◆ **EXERCISE BRIEF**: In full and without alteration, repeat the material.

◆ **PROVIDED RECORDS**:
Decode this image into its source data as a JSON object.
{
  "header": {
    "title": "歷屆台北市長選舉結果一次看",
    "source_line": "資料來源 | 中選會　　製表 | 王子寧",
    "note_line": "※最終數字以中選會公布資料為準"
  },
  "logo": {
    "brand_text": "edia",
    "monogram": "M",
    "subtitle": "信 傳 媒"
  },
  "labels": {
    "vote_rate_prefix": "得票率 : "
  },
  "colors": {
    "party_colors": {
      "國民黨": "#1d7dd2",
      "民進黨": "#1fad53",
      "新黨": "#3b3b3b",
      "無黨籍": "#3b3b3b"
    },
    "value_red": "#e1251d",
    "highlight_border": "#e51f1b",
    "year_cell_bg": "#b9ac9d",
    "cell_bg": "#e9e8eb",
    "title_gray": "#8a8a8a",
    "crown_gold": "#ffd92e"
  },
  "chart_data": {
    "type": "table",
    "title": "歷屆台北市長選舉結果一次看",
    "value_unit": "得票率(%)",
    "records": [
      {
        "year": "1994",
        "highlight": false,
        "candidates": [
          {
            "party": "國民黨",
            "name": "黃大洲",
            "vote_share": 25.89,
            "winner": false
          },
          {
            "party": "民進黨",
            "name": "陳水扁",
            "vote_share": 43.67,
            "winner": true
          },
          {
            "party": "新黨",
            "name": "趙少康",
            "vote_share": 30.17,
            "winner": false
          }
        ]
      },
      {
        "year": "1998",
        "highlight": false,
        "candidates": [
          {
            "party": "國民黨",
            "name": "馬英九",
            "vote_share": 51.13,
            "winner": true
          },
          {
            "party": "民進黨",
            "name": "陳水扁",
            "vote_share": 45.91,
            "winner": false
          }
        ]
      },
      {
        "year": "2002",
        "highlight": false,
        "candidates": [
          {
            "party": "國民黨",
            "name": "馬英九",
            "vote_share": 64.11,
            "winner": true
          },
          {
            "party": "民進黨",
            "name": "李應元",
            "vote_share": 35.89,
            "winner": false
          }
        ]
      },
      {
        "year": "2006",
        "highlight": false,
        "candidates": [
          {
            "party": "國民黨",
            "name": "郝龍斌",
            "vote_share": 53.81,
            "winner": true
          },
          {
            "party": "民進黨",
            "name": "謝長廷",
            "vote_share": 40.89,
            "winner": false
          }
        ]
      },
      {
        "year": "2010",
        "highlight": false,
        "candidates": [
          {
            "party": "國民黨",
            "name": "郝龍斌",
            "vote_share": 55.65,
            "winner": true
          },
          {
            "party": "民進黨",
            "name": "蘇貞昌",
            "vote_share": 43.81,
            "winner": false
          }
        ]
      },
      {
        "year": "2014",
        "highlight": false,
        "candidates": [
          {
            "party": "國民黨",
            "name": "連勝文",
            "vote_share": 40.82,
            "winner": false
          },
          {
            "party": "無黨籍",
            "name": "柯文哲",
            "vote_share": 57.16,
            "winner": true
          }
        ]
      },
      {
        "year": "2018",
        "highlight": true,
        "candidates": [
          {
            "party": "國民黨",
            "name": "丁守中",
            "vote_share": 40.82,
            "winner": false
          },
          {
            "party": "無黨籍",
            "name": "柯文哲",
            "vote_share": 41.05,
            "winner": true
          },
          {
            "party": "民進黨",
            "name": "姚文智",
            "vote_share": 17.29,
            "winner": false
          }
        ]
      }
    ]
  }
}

◆ **SOLUTION TO THIS PROBLEM**:
Decode this image into its source data as a JSON object.
{
  "header": {
    "title": "歷屆台北市長選舉結果一次看",
    "source_line": "資料來源 | 中選會　　製表 | 王子寧",
    "note_line": "※最終數字以中選會公布資料為準"
  },
  "logo": {
    "brand_text": "edia",
    "monogram": "M",
    "subtitle": "信 傳 媒"
  },
  "labels": {
    "vote_rate_prefix": "得票率 : "
  },
  "colors": {
    "party_colors": {
      "國民黨": "#1d7dd2",
      "民進黨": "#1fad53",
      "新黨": "#3b3b3b",
      "無黨籍": "#3b3b3b"
    },
    "value_red": "#e1251d",
    "highlight_border": "#e51f1b",
    "year_cell_bg": "#b9ac9d",
    "cell_bg": "#e9e8eb",
    "title_gray": "#8a8a8a",
    "crown_gold": "#ffd92e"
  },
  "chart_data": {
    "type": "table",
    "title": "歷屆台北市長選舉結果一次看",
    "value_unit": "得票率(%)",
    "records": [
      {
        "year": "1994",
        "highlight": false,
        "candidates": [
          {
            "party": "國民黨",
            "name": "黃大洲",
            "vote_share": 25.89,
            "winner": false
          },
          {
            "party": "民進黨",
            "name": "陳水扁",
            "vote_share": 43.67,
            "winner": true
          },
          {
            "party": "新黨",
            "name": "趙少康",
            "vote_share": 30.17,
            "winner": false
          }
        ]
      },
      {
        "year": "1998",
        "highlight": false,
        "candidates": [
          {
            "party": "國民黨",
            "name": "馬英九",
            "vote_share": 51.13,
            "winner": true
          },
          {
            "party": "民進黨",
            "name": "陳水扁",
            "vote_share": 45.91,
            "winner": false
          }
        ]
      },
      {
        "year": "2002",
        "highlight": false,
        "candidates": [
          {
            "party": "國民黨",
            "name": "馬英九",
            "vote_share": 64.11,
            "winner": true
          },
          {
            "party": "民進黨",
            "name": "李應元",
            "vote_share": 35.89,
            "winner": false
          }
        ]
      },
      {
        "year": "2006",
        "highlight": false,
        "candidates": [
          {
            "party": "國民黨",
            "name": "郝龍斌",
            "vote_share": 53.81,
            "winner": true
          },
          {
            "party": "民進黨",
            "name": "謝長廷",
            "vote_share": 40.89,
            "winner": false
          }
        ]
      },
      {
        "year": "2010",
        "highlight": false,
        "candidates": [
          {
            "party": "國民黨",
            "name": "郝龍斌",
            "vote_share": 55.65,
            "winner": true
          },
          {
            "party": "民進黨",
            "name": "蘇貞昌",
            "vote_share": 43.81,
            "winner": false
          }
        ]
      },
      {
        "year": "2014",
        "highlight": false,
        "candidates": [
          {
            "party": "國民黨",
            "name": "連勝文",
            "vote_share": 40.82,
            "winner": false
          },
          {
            "party": "無黨籍",
            "name": "柯文哲",
            "vote_share": 57.16,
            "winner": true
          }
        ]
      },
      {
        "year": "2018",
        "highlight": true,
        "candidates": [
          {
            "party": "國民黨",
            "name": "丁守中",
            "vote_share": 40.82,
            "winner": false
          },
          {
            "party": "無黨籍",
            "name": "柯文哲",
            "vote_share": 41.05,
            "winner": true
          },
          {
            "party": "民進黨",
            "name": "姚文智",
            "vote_share": 17.29,
            "winner": false
          }
        ]
      }
    ]
  }
}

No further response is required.